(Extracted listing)

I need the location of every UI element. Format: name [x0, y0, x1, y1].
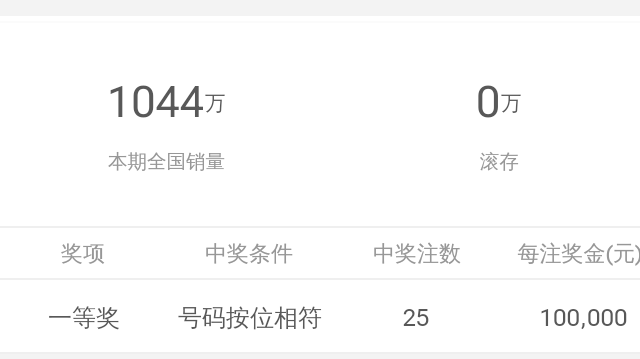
staticText: 万 — [501, 90, 522, 116]
staticText: 中奖注数 — [373, 240, 461, 268]
staticText: 本期全国销量 — [108, 149, 225, 174]
staticText: 1044 — [107, 77, 205, 127]
button[interactable]: 奖项 — [0, 229, 640, 279]
button[interactable]: 0 — [359, 30, 639, 190]
staticText: 0 — [476, 77, 501, 127]
staticText: 100,000 — [539, 304, 628, 332]
staticText: 中奖条件 — [205, 240, 293, 268]
staticText: 奖项 — [61, 240, 105, 268]
button[interactable]: 一等奖 — [0, 282, 640, 354]
staticText: 25 — [402, 304, 430, 332]
button[interactable]: 1044 — [26, 30, 306, 190]
staticText: 号码按位相符 — [178, 303, 322, 333]
staticText: 滚存 — [480, 149, 519, 174]
staticText: 每注奖金(元) — [517, 240, 640, 268]
staticText: 一等奖 — [48, 303, 120, 333]
staticText: 万 — [205, 90, 226, 116]
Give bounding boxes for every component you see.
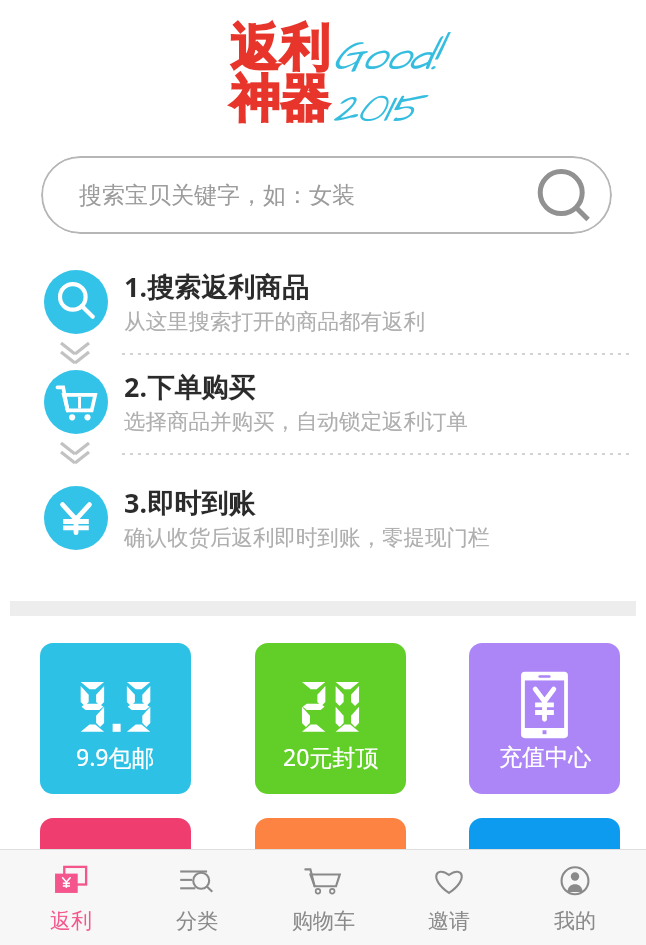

*EXERCISE DIRECTIONS:* Convert the listing above into a JSON list of strings, one string per line, skipping blank lines. Leave out the picture lines.

*SOLUTION TO THIS TASK:*
[
  "I need the location of every UI element. Format: name [x0, y0, x1, y1].",
  "staticText: 万 — [501, 90, 522, 116]",
  "staticText: 中奖注数 — [373, 240, 461, 268]",
  "staticText: 本期全国销量 — [108, 149, 225, 174]",
  "staticText: 1044 — [107, 77, 205, 127]",
  "button[interactable]: 奖项 — [0, 229, 640, 279]",
  "button[interactable]: 0 — [359, 30, 639, 190]",
  "staticText: 0 — [476, 77, 501, 127]",
  "staticText: 100,000 — [539, 304, 628, 332]",
  "staticText: 中奖条件 — [205, 240, 293, 268]",
  "staticText: 奖项 — [61, 240, 105, 268]",
  "button[interactable]: 一等奖 — [0, 282, 640, 354]",
  "staticText: 25 — [402, 304, 430, 332]",
  "button[interactable]: 1044 — [26, 30, 306, 190]",
  "staticText: 号码按位相符 — [178, 303, 322, 333]",
  "staticText: 滚存 — [480, 149, 519, 174]",
  "staticText: 每注奖金(元) — [517, 240, 640, 268]",
  "staticText: 一等奖 — [48, 303, 120, 333]",
  "staticText: 万 — [205, 90, 226, 116]",
  "Give bounding boxes for every component you see."
]